Copy out every line that contains "Ciletuh".

### DATA SECTION ###

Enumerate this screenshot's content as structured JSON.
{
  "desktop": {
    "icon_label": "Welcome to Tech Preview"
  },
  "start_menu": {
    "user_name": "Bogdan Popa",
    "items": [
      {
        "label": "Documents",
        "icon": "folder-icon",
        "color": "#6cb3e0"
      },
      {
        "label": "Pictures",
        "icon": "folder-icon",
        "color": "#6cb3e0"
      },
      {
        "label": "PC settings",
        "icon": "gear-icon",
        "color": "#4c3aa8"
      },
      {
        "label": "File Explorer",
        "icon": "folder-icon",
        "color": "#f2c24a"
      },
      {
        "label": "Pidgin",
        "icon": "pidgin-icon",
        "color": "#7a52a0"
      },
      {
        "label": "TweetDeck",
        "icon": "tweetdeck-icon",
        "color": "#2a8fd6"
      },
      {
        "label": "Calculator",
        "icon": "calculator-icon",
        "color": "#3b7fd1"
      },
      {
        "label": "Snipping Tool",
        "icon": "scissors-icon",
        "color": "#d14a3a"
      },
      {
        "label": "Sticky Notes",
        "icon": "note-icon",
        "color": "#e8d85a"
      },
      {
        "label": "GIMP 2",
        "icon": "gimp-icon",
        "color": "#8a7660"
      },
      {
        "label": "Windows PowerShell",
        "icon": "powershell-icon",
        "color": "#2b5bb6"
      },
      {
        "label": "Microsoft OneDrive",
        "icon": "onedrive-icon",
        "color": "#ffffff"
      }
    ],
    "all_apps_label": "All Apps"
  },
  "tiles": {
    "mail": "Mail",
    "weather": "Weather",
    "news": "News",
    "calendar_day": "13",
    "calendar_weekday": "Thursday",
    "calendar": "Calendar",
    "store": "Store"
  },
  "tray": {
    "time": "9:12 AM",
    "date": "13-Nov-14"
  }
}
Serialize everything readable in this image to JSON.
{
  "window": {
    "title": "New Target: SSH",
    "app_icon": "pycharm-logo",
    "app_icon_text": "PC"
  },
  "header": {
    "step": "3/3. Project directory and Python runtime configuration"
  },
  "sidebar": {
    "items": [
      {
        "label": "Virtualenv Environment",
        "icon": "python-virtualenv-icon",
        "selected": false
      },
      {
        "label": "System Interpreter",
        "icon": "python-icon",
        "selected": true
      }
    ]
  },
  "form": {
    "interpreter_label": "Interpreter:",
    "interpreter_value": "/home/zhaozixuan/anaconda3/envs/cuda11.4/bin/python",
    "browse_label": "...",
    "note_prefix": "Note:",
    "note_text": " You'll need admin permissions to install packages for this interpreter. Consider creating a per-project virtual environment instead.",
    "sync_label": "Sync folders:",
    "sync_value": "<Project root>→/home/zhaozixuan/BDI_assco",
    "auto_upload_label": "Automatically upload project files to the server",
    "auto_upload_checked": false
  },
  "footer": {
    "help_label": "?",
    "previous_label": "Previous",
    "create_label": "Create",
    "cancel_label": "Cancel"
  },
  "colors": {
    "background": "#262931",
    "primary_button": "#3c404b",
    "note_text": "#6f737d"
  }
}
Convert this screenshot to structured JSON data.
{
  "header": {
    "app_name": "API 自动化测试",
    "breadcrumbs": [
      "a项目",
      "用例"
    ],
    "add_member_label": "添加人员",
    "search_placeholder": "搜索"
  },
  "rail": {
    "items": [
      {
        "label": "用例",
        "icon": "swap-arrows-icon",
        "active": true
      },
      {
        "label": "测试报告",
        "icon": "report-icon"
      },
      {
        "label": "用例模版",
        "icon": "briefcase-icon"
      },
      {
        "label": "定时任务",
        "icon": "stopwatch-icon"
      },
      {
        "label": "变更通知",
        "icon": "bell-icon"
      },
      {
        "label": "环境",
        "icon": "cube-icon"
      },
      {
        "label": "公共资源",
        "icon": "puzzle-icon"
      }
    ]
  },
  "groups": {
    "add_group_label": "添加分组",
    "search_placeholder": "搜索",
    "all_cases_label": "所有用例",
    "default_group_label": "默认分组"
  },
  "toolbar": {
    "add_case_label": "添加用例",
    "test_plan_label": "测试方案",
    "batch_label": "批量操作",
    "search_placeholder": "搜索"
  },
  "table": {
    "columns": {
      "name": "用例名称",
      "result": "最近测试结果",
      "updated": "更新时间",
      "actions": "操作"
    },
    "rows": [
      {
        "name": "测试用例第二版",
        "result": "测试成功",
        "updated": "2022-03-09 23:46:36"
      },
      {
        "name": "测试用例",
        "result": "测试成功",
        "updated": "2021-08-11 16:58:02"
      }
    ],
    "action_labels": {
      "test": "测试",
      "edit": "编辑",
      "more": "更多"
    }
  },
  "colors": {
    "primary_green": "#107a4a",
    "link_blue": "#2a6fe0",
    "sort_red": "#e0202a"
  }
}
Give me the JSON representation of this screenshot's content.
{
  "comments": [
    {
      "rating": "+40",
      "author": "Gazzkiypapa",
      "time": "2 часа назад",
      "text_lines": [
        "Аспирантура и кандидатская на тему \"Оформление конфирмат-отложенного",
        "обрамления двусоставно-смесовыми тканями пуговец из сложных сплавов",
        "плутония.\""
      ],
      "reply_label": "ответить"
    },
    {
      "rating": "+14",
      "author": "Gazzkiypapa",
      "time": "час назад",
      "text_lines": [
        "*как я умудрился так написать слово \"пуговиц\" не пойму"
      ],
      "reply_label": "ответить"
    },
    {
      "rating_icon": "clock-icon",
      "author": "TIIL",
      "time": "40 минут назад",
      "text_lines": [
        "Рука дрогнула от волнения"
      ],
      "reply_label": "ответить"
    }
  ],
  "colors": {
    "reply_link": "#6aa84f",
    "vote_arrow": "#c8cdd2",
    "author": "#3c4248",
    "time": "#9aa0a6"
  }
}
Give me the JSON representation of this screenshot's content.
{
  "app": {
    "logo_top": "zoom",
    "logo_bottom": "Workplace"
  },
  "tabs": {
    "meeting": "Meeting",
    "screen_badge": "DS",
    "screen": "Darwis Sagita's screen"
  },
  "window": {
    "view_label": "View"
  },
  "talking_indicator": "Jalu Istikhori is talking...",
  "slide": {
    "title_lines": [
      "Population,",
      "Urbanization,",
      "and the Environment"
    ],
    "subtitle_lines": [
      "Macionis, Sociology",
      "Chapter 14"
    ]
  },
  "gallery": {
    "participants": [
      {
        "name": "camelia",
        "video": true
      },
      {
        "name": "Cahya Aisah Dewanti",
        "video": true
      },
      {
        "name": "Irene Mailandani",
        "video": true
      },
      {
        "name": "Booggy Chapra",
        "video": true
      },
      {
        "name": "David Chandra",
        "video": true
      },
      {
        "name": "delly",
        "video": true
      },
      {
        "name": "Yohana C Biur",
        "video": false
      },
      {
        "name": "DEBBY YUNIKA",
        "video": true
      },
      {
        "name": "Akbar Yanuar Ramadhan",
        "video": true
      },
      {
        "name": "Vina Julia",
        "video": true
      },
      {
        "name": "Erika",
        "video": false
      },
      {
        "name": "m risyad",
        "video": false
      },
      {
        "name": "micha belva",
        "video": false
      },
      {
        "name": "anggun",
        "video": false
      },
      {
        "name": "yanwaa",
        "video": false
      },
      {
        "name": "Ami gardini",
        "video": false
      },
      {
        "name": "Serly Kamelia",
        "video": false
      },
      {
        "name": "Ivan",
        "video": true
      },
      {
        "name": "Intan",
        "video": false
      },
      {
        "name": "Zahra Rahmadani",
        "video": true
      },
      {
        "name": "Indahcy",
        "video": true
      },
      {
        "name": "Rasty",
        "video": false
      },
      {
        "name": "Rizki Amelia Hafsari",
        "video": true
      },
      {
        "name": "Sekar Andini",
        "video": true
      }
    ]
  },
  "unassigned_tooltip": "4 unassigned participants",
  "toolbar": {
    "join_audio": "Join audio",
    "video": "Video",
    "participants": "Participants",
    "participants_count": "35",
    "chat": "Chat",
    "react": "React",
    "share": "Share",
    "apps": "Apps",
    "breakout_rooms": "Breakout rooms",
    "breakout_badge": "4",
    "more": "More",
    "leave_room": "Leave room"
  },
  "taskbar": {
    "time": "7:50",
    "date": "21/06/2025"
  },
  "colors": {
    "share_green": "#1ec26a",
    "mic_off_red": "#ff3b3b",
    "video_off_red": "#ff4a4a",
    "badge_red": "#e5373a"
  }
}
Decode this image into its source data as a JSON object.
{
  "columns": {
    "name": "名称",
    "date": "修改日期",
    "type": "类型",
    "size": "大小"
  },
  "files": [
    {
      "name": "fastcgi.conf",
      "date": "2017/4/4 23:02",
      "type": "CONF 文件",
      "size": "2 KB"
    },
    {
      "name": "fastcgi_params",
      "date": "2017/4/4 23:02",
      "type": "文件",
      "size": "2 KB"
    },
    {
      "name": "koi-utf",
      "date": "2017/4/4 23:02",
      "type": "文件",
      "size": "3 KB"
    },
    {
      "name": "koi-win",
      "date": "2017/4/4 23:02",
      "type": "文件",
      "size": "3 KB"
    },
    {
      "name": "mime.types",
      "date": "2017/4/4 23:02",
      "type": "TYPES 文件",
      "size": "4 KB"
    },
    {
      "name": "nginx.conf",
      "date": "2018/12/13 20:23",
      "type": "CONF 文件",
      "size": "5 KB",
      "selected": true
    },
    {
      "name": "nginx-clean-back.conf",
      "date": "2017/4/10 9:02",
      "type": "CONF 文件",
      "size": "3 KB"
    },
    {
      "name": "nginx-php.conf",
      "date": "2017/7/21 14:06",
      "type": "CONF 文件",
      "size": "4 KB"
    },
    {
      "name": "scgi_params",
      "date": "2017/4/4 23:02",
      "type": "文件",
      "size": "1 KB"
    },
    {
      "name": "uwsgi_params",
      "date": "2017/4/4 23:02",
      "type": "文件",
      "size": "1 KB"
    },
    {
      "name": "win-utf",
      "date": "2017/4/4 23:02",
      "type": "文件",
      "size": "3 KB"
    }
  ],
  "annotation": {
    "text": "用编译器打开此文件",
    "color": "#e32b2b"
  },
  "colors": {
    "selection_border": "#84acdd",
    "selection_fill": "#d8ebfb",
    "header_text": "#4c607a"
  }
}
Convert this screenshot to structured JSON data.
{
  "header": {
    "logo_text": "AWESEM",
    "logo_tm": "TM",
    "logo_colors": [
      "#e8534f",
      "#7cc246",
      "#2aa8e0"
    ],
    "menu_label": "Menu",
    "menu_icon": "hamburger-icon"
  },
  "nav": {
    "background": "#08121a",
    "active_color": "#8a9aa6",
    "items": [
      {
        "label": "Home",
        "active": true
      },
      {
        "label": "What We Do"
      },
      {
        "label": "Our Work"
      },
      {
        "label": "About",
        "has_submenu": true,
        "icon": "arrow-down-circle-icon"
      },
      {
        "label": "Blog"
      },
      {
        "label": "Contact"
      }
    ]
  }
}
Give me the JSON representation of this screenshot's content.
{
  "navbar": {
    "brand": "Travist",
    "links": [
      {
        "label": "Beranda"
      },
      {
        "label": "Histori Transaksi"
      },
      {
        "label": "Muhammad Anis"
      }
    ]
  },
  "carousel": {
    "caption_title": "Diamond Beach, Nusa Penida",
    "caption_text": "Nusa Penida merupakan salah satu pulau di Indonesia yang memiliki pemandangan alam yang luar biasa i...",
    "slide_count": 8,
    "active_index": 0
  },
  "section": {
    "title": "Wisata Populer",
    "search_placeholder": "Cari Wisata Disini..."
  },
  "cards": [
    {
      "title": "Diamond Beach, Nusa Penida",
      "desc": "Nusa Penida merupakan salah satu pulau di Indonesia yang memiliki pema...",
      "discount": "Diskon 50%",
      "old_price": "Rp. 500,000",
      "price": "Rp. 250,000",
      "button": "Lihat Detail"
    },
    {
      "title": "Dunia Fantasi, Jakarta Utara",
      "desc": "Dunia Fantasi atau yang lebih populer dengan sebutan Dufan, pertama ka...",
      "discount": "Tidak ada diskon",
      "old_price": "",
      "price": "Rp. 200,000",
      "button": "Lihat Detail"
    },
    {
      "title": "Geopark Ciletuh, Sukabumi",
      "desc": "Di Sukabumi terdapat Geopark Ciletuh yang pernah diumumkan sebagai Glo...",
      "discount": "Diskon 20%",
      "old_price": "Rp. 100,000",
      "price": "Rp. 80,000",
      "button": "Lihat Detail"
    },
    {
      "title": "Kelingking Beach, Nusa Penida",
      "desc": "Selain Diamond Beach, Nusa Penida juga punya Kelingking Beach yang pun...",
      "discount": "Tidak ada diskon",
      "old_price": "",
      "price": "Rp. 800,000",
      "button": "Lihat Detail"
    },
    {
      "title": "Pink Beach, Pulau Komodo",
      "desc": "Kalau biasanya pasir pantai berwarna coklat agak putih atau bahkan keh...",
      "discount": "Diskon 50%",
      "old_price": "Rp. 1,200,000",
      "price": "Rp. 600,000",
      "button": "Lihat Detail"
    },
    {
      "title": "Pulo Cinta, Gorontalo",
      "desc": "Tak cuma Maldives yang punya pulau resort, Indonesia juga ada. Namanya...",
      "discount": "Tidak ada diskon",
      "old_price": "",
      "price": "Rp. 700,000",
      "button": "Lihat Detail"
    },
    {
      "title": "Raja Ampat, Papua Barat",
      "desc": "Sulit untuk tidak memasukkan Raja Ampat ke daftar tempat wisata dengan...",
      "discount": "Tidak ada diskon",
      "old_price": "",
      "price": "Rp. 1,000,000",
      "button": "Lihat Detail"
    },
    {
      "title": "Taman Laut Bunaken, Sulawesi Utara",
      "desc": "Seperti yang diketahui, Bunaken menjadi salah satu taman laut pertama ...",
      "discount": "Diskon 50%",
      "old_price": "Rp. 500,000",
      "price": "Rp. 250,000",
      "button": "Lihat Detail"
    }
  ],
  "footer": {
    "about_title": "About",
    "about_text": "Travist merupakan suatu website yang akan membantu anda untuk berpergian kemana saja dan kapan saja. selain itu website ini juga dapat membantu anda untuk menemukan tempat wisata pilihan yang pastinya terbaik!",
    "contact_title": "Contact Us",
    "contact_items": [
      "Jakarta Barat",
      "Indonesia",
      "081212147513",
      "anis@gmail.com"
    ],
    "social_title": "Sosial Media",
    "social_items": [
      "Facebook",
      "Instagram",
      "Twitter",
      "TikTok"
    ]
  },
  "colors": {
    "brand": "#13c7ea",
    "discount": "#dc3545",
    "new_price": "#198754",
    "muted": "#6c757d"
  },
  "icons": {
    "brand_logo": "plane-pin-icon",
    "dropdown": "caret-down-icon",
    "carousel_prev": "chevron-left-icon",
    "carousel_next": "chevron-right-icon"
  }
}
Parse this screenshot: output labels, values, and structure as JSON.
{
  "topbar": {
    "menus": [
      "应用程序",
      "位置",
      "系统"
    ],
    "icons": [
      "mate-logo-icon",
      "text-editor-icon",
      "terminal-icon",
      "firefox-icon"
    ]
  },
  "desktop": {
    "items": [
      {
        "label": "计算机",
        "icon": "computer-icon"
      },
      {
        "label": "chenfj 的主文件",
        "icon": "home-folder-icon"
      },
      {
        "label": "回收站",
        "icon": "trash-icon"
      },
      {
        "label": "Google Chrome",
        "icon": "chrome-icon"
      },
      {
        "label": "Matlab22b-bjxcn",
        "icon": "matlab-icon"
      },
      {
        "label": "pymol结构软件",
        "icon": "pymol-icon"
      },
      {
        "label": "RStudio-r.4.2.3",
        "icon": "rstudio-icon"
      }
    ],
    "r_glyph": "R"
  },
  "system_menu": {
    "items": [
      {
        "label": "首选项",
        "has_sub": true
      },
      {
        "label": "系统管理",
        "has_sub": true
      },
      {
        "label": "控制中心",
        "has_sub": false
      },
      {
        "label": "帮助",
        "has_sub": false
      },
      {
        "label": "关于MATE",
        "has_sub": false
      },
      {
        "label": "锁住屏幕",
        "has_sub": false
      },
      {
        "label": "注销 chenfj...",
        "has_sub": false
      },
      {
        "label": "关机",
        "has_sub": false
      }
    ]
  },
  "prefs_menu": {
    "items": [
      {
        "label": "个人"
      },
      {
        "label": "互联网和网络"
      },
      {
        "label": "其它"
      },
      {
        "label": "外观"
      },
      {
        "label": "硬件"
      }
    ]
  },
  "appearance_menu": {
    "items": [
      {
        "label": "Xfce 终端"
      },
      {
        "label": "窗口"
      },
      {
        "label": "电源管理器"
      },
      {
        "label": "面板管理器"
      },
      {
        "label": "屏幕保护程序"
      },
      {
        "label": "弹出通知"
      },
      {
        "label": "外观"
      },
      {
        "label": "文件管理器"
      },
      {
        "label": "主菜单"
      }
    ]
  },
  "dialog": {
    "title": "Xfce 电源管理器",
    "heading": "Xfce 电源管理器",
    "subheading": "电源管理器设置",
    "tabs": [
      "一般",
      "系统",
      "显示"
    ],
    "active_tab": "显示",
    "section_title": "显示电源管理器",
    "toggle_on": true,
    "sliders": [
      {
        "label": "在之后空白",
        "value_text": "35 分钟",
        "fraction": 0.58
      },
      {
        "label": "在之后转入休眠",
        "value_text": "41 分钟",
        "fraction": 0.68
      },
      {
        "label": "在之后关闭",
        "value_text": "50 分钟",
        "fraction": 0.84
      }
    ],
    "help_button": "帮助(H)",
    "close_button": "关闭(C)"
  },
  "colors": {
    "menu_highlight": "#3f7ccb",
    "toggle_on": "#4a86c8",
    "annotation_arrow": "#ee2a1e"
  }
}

###

● **OUTPUT OF THE TASK**:
      "title": "Geopark Ciletuh, Sukabumi",
      "desc": "Di Sukabumi terdapat Geopark Ciletuh yang pernah diumumkan sebagai Glo...",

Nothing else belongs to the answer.